__What you should do__. Using the data below, repeat all of it precisely.

Data listing
=-=-=-=-=

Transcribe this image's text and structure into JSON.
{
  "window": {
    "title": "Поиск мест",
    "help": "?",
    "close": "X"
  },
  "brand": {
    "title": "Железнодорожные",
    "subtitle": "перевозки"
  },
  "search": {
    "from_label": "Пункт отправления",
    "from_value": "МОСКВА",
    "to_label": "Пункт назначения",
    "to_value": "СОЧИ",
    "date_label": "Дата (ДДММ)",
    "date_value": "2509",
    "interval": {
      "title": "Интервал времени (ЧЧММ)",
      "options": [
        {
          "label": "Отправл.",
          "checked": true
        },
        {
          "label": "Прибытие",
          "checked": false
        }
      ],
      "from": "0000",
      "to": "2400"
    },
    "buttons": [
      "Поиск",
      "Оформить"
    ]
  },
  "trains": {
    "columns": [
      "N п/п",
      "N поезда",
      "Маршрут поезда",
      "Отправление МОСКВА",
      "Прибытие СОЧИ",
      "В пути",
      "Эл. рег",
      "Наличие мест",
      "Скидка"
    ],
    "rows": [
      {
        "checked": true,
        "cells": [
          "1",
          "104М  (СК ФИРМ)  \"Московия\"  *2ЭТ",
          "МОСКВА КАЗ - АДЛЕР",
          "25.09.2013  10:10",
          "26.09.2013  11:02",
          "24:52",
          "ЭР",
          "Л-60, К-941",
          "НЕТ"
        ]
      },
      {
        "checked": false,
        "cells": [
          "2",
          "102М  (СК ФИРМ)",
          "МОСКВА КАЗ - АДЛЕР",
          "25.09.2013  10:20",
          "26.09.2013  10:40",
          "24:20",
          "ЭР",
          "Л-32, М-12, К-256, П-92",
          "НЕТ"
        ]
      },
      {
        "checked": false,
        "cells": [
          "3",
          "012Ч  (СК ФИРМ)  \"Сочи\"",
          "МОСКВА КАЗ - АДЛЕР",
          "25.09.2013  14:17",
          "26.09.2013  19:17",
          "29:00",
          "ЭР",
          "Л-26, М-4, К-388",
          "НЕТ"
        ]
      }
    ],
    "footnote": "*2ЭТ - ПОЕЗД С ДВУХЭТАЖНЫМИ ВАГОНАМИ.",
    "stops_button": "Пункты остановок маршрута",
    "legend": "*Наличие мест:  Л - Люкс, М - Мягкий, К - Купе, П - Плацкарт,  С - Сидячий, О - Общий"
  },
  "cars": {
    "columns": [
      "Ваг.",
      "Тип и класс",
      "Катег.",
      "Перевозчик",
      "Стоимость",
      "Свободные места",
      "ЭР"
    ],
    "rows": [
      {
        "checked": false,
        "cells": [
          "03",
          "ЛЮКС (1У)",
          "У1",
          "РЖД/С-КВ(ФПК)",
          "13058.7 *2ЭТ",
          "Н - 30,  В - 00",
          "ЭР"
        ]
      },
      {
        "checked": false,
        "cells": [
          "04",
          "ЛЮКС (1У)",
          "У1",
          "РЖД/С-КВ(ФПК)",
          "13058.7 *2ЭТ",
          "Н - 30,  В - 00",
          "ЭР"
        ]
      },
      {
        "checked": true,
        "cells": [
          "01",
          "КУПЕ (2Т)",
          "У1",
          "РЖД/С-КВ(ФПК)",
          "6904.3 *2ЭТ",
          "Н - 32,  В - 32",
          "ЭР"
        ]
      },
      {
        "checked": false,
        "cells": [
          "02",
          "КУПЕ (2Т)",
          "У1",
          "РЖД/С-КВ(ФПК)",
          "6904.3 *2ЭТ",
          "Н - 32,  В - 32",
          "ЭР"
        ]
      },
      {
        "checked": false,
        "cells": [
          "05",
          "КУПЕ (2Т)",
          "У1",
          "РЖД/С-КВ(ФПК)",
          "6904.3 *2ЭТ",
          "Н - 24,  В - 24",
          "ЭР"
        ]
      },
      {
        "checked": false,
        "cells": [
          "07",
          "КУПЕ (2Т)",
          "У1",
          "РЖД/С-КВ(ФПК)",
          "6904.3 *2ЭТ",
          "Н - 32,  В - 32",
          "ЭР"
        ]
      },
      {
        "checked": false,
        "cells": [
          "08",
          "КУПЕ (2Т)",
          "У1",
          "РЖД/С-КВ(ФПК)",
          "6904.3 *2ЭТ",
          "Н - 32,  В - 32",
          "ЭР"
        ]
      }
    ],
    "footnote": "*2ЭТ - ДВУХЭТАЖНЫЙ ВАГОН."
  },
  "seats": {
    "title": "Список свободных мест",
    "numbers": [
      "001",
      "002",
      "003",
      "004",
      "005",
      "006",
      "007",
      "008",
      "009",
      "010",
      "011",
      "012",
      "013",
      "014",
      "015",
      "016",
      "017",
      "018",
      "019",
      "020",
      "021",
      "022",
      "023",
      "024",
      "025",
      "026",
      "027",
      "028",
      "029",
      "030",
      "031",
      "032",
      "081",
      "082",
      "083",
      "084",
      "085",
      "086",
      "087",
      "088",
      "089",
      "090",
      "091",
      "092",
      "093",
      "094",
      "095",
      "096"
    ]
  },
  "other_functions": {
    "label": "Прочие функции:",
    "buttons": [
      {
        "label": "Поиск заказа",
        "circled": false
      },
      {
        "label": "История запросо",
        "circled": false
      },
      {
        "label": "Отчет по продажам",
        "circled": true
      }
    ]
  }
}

=-=-=-=-=

__Solution below__.
Transcribe this image's text and structure into JSON.
{
  "window": {
    "title": "Поиск мест",
    "help": "?",
    "close": "X"
  },
  "brand": {
    "title": "Железнодорожные",
    "subtitle": "перевозки"
  },
  "search": {
    "from_label": "Пункт отправления",
    "from_value": "МОСКВА",
    "to_label": "Пункт назначения",
    "to_value": "СОЧИ",
    "date_label": "Дата (ДДММ)",
    "date_value": "2509",
    "interval": {
      "title": "Интервал времени (ЧЧММ)",
      "options": [
        {
          "label": "Отправл.",
          "checked": true
        },
        {
          "label": "Прибытие",
          "checked": false
        }
      ],
      "from": "0000",
      "to": "2400"
    },
    "buttons": [
      "Поиск",
      "Оформить"
    ]
  },
  "trains": {
    "columns": [
      "N п/п",
      "N поезда",
      "Маршрут поезда",
      "Отправление МОСКВА",
      "Прибытие СОЧИ",
      "В пути",
      "Эл. рег",
      "Наличие мест",
      "Скидка"
    ],
    "rows": [
      {
        "checked": true,
        "cells": [
          "1",
          "104М  (СК ФИРМ)  \"Московия\"  *2ЭТ",
          "МОСКВА КАЗ - АДЛЕР",
          "25.09.2013  10:10",
          "26.09.2013  11:02",
          "24:52",
          "ЭР",
          "Л-60, К-941",
          "НЕТ"
        ]
      },
      {
        "checked": false,
        "cells": [
          "2",
          "102М  (СК ФИРМ)",
          "МОСКВА КАЗ - АДЛЕР",
          "25.09.2013  10:20",
          "26.09.2013  10:40",
          "24:20",
          "ЭР",
          "Л-32, М-12, К-256, П-92",
          "НЕТ"
        ]
      },
      {
        "checked": false,
        "cells": [
          "3",
          "012Ч  (СК ФИРМ)  \"Сочи\"",
          "МОСКВА КАЗ - АДЛЕР",
          "25.09.2013  14:17",
          "26.09.2013  19:17",
          "29:00",
          "ЭР",
          "Л-26, М-4, К-388",
          "НЕТ"
        ]
      }
    ],
    "footnote": "*2ЭТ - ПОЕЗД С ДВУХЭТАЖНЫМИ ВАГОНАМИ.",
    "stops_button": "Пункты остановок маршрута",
    "legend": "*Наличие мест:  Л - Люкс, М - Мягкий, К - Купе, П - Плацкарт,  С - Сидячий, О - Общий"
  },
  "cars": {
    "columns": [
      "Ваг.",
      "Тип и класс",
      "Катег.",
      "Перевозчик",
      "Стоимость",
      "Свободные места",
      "ЭР"
    ],
    "rows": [
      {
        "checked": false,
        "cells": [
          "03",
          "ЛЮКС (1У)",
          "У1",
          "РЖД/С-КВ(ФПК)",
          "13058.7 *2ЭТ",
          "Н - 30,  В - 00",
          "ЭР"
        ]
      },
      {
        "checked": false,
        "cells": [
          "04",
          "ЛЮКС (1У)",
          "У1",
          "РЖД/С-КВ(ФПК)",
          "13058.7 *2ЭТ",
          "Н - 30,  В - 00",
          "ЭР"
        ]
      },
      {
        "checked": true,
        "cells": [
          "01",
          "КУПЕ (2Т)",
          "У1",
          "РЖД/С-КВ(ФПК)",
          "6904.3 *2ЭТ",
          "Н - 32,  В - 32",
          "ЭР"
        ]
      },
      {
        "checked": false,
        "cells": [
          "02",
          "КУПЕ (2Т)",
          "У1",
          "РЖД/С-КВ(ФПК)",
          "6904.3 *2ЭТ",
          "Н - 32,  В - 32",
          "ЭР"
        ]
      },
      {
        "checked": false,
        "cells": [
          "05",
          "КУПЕ (2Т)",
          "У1",
          "РЖД/С-КВ(ФПК)",
          "6904.3 *2ЭТ",
          "Н - 24,  В - 24",
          "ЭР"
        ]
      },
      {
        "checked": false,
        "cells": [
          "07",
          "КУПЕ (2Т)",
          "У1",
          "РЖД/С-КВ(ФПК)",
          "6904.3 *2ЭТ",
          "Н - 32,  В - 32",
          "ЭР"
        ]
      },
      {
        "checked": false,
        "cells": [
          "08",
          "КУПЕ (2Т)",
          "У1",
          "РЖД/С-КВ(ФПК)",
          "6904.3 *2ЭТ",
          "Н - 32,  В - 32",
          "ЭР"
        ]
      }
    ],
    "footnote": "*2ЭТ - ДВУХЭТАЖНЫЙ ВАГОН."
  },
  "seats": {
    "title": "Список свободных мест",
    "numbers": [
      "001",
      "002",
      "003",
      "004",
      "005",
      "006",
      "007",
      "008",
      "009",
      "010",
      "011",
      "012",
      "013",
      "014",
      "015",
      "016",
      "017",
      "018",
      "019",
      "020",
      "021",
      "022",
      "023",
      "024",
      "025",
      "026",
      "027",
      "028",
      "029",
      "030",
      "031",
      "032",
      "081",
      "082",
      "083",
      "084",
      "085",
      "086",
      "087",
      "088",
      "089",
      "090",
      "091",
      "092",
      "093",
      "094",
      "095",
      "096"
    ]
  },
  "other_functions": {
    "label": "Прочие функции:",
    "buttons": [
      {
        "label": "Поиск заказа",
        "circled": false
      },
      {
        "label": "История запросо",
        "circled": false
      },
      {
        "label": "Отчет по продажам",
        "circled": true
      }
    ]
  }
}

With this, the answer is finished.